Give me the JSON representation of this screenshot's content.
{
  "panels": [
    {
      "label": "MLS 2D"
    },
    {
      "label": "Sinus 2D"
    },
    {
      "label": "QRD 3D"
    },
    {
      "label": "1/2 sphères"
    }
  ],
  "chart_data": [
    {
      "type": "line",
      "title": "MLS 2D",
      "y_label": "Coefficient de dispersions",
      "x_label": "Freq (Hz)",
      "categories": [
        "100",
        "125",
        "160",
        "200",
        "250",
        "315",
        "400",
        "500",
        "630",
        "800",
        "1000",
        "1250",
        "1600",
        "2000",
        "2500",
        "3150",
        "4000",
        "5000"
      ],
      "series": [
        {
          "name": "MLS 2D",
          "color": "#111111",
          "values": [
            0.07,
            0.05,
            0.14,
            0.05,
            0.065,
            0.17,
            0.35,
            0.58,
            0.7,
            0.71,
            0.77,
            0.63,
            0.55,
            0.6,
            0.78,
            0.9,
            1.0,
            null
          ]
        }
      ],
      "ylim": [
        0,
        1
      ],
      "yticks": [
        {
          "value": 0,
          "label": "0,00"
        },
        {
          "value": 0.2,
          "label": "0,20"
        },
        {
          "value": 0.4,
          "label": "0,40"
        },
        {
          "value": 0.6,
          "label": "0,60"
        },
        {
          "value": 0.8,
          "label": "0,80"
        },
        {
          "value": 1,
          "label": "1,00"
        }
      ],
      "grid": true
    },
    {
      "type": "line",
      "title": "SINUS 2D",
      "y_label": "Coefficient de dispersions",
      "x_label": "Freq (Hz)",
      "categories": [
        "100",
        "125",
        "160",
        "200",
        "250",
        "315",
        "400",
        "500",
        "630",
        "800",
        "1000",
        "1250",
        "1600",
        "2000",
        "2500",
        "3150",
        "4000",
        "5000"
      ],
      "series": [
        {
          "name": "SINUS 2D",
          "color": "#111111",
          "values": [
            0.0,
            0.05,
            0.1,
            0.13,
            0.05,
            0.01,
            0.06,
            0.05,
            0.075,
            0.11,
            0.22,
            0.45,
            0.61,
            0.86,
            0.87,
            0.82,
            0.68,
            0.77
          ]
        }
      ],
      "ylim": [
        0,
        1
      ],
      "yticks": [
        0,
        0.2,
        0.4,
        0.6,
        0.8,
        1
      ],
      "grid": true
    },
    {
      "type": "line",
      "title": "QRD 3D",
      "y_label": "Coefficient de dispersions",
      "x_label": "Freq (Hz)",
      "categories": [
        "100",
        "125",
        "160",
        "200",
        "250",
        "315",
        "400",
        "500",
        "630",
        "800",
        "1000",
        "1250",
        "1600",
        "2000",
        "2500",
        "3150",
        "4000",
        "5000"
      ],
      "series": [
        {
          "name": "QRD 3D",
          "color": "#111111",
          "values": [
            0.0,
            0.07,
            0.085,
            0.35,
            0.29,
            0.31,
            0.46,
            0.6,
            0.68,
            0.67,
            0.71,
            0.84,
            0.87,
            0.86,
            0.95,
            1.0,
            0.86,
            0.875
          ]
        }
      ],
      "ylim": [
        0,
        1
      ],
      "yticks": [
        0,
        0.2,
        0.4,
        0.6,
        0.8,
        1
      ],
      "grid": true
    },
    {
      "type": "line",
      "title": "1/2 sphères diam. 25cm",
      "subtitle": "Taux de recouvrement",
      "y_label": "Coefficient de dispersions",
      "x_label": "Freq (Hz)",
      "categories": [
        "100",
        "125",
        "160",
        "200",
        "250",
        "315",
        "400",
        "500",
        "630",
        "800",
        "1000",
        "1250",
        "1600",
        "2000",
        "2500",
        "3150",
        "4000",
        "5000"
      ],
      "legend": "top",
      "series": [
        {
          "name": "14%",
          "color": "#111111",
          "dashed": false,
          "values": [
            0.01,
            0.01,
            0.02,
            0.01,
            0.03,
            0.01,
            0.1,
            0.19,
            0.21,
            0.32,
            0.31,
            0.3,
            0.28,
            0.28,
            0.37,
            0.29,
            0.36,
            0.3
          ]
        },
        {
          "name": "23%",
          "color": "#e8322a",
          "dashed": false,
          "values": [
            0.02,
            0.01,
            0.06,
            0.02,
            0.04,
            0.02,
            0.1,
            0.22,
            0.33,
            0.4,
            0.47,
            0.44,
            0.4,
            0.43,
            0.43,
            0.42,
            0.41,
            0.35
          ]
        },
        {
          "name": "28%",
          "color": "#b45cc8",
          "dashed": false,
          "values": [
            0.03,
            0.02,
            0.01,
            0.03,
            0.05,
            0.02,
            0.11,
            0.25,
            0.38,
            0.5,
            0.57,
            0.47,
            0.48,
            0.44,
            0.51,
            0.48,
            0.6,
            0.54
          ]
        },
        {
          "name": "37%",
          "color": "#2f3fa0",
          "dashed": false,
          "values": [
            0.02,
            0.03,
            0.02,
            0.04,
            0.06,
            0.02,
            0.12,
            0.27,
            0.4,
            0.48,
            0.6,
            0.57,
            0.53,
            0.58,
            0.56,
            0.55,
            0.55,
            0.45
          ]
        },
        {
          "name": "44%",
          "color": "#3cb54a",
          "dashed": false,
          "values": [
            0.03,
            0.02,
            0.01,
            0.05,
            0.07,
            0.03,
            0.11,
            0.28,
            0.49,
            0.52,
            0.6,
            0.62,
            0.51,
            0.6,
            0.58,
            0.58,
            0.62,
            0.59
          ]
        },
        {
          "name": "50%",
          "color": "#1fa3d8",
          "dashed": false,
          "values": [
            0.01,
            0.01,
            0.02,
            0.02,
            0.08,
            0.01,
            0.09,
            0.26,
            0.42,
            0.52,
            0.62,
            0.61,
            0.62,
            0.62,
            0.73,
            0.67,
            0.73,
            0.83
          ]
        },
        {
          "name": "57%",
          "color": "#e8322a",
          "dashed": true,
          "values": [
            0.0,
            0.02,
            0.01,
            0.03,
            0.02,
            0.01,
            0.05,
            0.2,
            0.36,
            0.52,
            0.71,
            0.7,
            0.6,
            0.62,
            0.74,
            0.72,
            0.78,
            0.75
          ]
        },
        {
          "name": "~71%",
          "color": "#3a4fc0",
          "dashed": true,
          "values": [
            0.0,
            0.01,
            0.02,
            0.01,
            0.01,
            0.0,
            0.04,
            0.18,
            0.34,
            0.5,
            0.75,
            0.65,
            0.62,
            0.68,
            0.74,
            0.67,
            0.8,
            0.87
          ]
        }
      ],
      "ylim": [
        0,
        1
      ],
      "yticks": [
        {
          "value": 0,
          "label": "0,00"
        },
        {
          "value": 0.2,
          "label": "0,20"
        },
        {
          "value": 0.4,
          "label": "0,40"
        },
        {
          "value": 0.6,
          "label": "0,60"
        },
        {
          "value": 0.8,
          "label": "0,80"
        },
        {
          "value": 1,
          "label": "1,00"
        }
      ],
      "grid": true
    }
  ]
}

○ ○ ○ ○ ○ ○ ○

- [SHORT EXERCISE]: Reproduce the entire listing word for word.

- [TASK RESPONSE]:
Give me the JSON representation of this screenshot's content.
{
  "panels": [
    {
      "label": "MLS 2D"
    },
    {
      "label": "Sinus 2D"
    },
    {
      "label": "QRD 3D"
    },
    {
      "label": "1/2 sphères"
    }
  ],
  "chart_data": [
    {
      "type": "line",
      "title": "MLS 2D",
      "y_label": "Coefficient de dispersions",
      "x_label": "Freq (Hz)",
      "categories": [
        "100",
        "125",
        "160",
        "200",
        "250",
        "315",
        "400",
        "500",
        "630",
        "800",
        "1000",
        "1250",
        "1600",
        "2000",
        "2500",
        "3150",
        "4000",
        "5000"
      ],
      "series": [
        {
          "name": "MLS 2D",
          "color": "#111111",
          "values": [
            0.07,
            0.05,
            0.14,
            0.05,
            0.065,
            0.17,
            0.35,
            0.58,
            0.7,
            0.71,
            0.77,
            0.63,
            0.55,
            0.6,
            0.78,
            0.9,
            1.0,
            null
          ]
        }
      ],
      "ylim": [
        0,
        1
      ],
      "yticks": [
        {
          "value": 0,
          "label": "0,00"
        },
        {
          "value": 0.2,
          "label": "0,20"
        },
        {
          "value": 0.4,
          "label": "0,40"
        },
        {
          "value": 0.6,
          "label": "0,60"
        },
        {
          "value": 0.8,
          "label": "0,80"
        },
        {
          "value": 1,
          "label": "1,00"
        }
      ],
      "grid": true
    },
    {
      "type": "line",
      "title": "SINUS 2D",
      "y_label": "Coefficient de dispersions",
      "x_label": "Freq (Hz)",
      "categories": [
        "100",
        "125",
        "160",
        "200",
        "250",
        "315",
        "400",
        "500",
        "630",
        "800",
        "1000",
        "1250",
        "1600",
        "2000",
        "2500",
        "3150",
        "4000",
        "5000"
      ],
      "series": [
        {
          "name": "SINUS 2D",
          "color": "#111111",
          "values": [
            0.0,
            0.05,
            0.1,
            0.13,
            0.05,
            0.01,
            0.06,
            0.05,
            0.075,
            0.11,
            0.22,
            0.45,
            0.61,
            0.86,
            0.87,
            0.82,
            0.68,
            0.77
          ]
        }
      ],
      "ylim": [
        0,
        1
      ],
      "yticks": [
        0,
        0.2,
        0.4,
        0.6,
        0.8,
        1
      ],
      "grid": true
    },
    {
      "type": "line",
      "title": "QRD 3D",
      "y_label": "Coefficient de dispersions",
      "x_label": "Freq (Hz)",
      "categories": [
        "100",
        "125",
        "160",
        "200",
        "250",
        "315",
        "400",
        "500",
        "630",
        "800",
        "1000",
        "1250",
        "1600",
        "2000",
        "2500",
        "3150",
        "4000",
        "5000"
      ],
      "series": [
        {
          "name": "QRD 3D",
          "color": "#111111",
          "values": [
            0.0,
            0.07,
            0.085,
            0.35,
            0.29,
            0.31,
            0.46,
            0.6,
            0.68,
            0.67,
            0.71,
            0.84,
            0.87,
            0.86,
            0.95,
            1.0,
            0.86,
            0.875
          ]
        }
      ],
      "ylim": [
        0,
        1
      ],
      "yticks": [
        0,
        0.2,
        0.4,
        0.6,
        0.8,
        1
      ],
      "grid": true
    },
    {
      "type": "line",
      "title": "1/2 sphères diam. 25cm",
      "subtitle": "Taux de recouvrement",
      "y_label": "Coefficient de dispersions",
      "x_label": "Freq (Hz)",
      "categories": [
        "100",
        "125",
        "160",
        "200",
        "250",
        "315",
        "400",
        "500",
        "630",
        "800",
        "1000",
        "1250",
        "1600",
        "2000",
        "2500",
        "3150",
        "4000",
        "5000"
      ],
      "legend": "top",
      "series": [
        {
          "name": "14%",
          "color": "#111111",
          "dashed": false,
          "values": [
            0.01,
            0.01,
            0.02,
            0.01,
            0.03,
            0.01,
            0.1,
            0.19,
            0.21,
            0.32,
            0.31,
            0.3,
            0.28,
            0.28,
            0.37,
            0.29,
            0.36,
            0.3
          ]
        },
        {
          "name": "23%",
          "color": "#e8322a",
          "dashed": false,
          "values": [
            0.02,
            0.01,
            0.06,
            0.02,
            0.04,
            0.02,
            0.1,
            0.22,
            0.33,
            0.4,
            0.47,
            0.44,
            0.4,
            0.43,
            0.43,
            0.42,
            0.41,
            0.35
          ]
        },
        {
          "name": "28%",
          "color": "#b45cc8",
          "dashed": false,
          "values": [
            0.03,
            0.02,
            0.01,
            0.03,
            0.05,
            0.02,
            0.11,
            0.25,
            0.38,
            0.5,
            0.57,
            0.47,
            0.48,
            0.44,
            0.51,
            0.48,
            0.6,
            0.54
          ]
        },
        {
          "name": "37%",
          "color": "#2f3fa0",
          "dashed": false,
          "values": [
            0.02,
            0.03,
            0.02,
            0.04,
            0.06,
            0.02,
            0.12,
            0.27,
            0.4,
            0.48,
            0.6,
            0.57,
            0.53,
            0.58,
            0.56,
            0.55,
            0.55,
            0.45
          ]
        },
        {
          "name": "44%",
          "color": "#3cb54a",
          "dashed": false,
          "values": [
            0.03,
            0.02,
            0.01,
            0.05,
            0.07,
            0.03,
            0.11,
            0.28,
            0.49,
            0.52,
            0.6,
            0.62,
            0.51,
            0.6,
            0.58,
            0.58,
            0.62,
            0.59
          ]
        },
        {
          "name": "50%",
          "color": "#1fa3d8",
          "dashed": false,
          "values": [
            0.01,
            0.01,
            0.02,
            0.02,
            0.08,
            0.01,
            0.09,
            0.26,
            0.42,
            0.52,
            0.62,
            0.61,
            0.62,
            0.62,
            0.73,
            0.67,
            0.73,
            0.83
          ]
        },
        {
          "name": "57%",
          "color": "#e8322a",
          "dashed": true,
          "values": [
            0.0,
            0.02,
            0.01,
            0.03,
            0.02,
            0.01,
            0.05,
            0.2,
            0.36,
            0.52,
            0.71,
            0.7,
            0.6,
            0.62,
            0.74,
            0.72,
            0.78,
            0.75
          ]
        },
        {
          "name": "~71%",
          "color": "#3a4fc0",
          "dashed": true,
          "values": [
            0.0,
            0.01,
            0.02,
            0.01,
            0.01,
            0.0,
            0.04,
            0.18,
            0.34,
            0.5,
            0.75,
            0.65,
            0.62,
            0.68,
            0.74,
            0.67,
            0.8,
            0.87
          ]
        }
      ],
      "ylim": [
        0,
        1
      ],
      "yticks": [
        {
          "value": 0,
          "label": "0,00"
        },
        {
          "value": 0.2,
          "label": "0,20"
        },
        {
          "value": 0.4,
          "label": "0,40"
        },
        {
          "value": 0.6,
          "label": "0,60"
        },
        {
          "value": 0.8,
          "label": "0,80"
        },
        {
          "value": 1,
          "label": "1,00"
        }
      ],
      "grid": true
    }
  ]
}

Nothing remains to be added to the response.